>> Begin EXTRACTED DATA
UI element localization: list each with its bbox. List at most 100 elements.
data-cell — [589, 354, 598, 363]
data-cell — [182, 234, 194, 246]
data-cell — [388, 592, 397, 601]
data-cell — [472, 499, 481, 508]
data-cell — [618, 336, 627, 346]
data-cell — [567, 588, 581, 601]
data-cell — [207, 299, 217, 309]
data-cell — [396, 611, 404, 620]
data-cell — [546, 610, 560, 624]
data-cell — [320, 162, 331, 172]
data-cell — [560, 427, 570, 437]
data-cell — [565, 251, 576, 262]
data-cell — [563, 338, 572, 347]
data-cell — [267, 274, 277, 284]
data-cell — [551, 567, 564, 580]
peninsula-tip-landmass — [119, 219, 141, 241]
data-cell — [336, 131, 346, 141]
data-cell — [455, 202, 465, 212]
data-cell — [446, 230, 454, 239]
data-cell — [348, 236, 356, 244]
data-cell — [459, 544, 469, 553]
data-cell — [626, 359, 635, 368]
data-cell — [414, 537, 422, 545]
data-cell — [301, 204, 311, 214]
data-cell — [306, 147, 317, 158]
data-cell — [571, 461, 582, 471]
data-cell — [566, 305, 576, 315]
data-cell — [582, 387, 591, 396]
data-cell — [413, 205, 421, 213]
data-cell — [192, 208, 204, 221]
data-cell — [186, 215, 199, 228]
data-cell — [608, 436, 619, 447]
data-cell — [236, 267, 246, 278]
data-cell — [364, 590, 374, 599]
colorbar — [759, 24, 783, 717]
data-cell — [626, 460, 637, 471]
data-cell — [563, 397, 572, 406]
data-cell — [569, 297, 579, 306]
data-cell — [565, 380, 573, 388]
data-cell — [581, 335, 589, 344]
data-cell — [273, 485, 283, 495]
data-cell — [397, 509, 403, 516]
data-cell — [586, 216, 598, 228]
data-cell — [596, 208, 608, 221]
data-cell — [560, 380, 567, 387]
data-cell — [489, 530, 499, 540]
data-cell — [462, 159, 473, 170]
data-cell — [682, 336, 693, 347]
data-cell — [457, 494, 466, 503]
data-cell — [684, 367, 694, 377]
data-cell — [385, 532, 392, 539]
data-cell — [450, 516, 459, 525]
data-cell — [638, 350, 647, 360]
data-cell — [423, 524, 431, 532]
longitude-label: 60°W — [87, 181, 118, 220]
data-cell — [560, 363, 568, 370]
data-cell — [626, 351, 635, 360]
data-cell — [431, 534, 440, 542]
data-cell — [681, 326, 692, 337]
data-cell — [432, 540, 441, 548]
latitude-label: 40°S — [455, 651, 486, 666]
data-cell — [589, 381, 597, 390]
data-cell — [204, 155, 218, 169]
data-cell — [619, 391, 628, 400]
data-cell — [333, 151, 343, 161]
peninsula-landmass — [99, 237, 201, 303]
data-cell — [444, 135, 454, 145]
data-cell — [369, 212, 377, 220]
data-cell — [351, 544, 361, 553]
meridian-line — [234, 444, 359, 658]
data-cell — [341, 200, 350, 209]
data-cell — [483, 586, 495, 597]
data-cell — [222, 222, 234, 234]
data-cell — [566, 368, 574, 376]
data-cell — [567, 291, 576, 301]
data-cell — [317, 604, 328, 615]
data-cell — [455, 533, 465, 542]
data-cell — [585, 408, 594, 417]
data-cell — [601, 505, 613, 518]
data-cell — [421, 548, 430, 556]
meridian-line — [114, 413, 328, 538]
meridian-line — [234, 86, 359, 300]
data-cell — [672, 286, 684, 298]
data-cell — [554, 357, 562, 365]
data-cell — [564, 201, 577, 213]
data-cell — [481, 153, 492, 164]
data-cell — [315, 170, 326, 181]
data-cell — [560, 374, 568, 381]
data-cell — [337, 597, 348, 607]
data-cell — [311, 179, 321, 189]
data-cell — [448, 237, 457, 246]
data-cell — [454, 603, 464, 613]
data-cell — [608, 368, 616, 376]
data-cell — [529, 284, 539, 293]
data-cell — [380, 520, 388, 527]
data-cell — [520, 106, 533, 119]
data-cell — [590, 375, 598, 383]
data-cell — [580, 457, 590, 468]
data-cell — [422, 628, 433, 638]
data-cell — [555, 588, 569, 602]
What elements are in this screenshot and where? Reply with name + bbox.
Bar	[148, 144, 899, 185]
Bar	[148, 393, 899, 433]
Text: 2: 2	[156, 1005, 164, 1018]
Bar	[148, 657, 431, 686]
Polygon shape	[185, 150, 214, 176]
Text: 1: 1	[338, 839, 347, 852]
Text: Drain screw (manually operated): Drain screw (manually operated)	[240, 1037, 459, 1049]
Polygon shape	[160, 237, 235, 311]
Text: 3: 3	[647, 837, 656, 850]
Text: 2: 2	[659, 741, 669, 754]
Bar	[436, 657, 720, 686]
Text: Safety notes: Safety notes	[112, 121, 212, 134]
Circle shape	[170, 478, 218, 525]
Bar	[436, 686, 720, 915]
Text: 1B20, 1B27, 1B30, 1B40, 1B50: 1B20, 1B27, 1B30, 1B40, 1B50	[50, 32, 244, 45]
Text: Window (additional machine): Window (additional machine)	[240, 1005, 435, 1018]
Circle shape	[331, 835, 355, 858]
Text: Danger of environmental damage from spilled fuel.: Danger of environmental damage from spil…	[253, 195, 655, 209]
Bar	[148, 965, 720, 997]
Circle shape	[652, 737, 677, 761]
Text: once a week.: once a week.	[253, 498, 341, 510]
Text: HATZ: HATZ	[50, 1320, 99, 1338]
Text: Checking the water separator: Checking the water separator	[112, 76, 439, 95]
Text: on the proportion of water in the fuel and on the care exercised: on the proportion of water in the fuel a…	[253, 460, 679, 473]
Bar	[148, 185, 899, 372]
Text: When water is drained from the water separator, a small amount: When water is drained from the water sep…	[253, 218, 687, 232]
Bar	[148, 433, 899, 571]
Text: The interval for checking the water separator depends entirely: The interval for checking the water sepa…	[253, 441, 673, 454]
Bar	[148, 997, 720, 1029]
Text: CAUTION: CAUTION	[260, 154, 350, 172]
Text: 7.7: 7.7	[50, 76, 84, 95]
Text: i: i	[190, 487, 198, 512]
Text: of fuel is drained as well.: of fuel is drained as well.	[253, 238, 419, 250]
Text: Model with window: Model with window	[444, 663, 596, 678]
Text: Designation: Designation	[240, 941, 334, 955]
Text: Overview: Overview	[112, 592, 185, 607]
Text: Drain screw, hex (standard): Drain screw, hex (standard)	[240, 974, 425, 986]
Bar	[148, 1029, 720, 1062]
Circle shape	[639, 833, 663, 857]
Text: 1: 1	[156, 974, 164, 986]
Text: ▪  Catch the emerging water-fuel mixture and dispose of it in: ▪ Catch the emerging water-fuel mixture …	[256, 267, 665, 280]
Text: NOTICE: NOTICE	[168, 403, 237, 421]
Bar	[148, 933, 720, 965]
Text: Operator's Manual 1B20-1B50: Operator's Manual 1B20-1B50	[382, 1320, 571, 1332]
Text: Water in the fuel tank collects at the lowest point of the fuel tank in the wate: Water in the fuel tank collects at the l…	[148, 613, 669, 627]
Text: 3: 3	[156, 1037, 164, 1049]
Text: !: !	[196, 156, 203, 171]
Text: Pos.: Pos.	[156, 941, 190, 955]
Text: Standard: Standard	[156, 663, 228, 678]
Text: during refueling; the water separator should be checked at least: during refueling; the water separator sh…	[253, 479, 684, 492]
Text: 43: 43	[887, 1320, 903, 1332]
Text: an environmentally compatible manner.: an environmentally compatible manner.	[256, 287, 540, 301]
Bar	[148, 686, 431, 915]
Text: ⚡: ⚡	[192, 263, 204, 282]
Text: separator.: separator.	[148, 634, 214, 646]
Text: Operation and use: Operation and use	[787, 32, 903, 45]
>> End EXTRACTED DATA
- EXERCISE
Return every line of the records that contains the string "bbox", copied in full. Case counts.

- RESPONSE TO THIS EXERCISE
UI element localization: list each with its bbox. List at most 100 elements.
What elements are in this screenshot and where? Reply with name + bbox.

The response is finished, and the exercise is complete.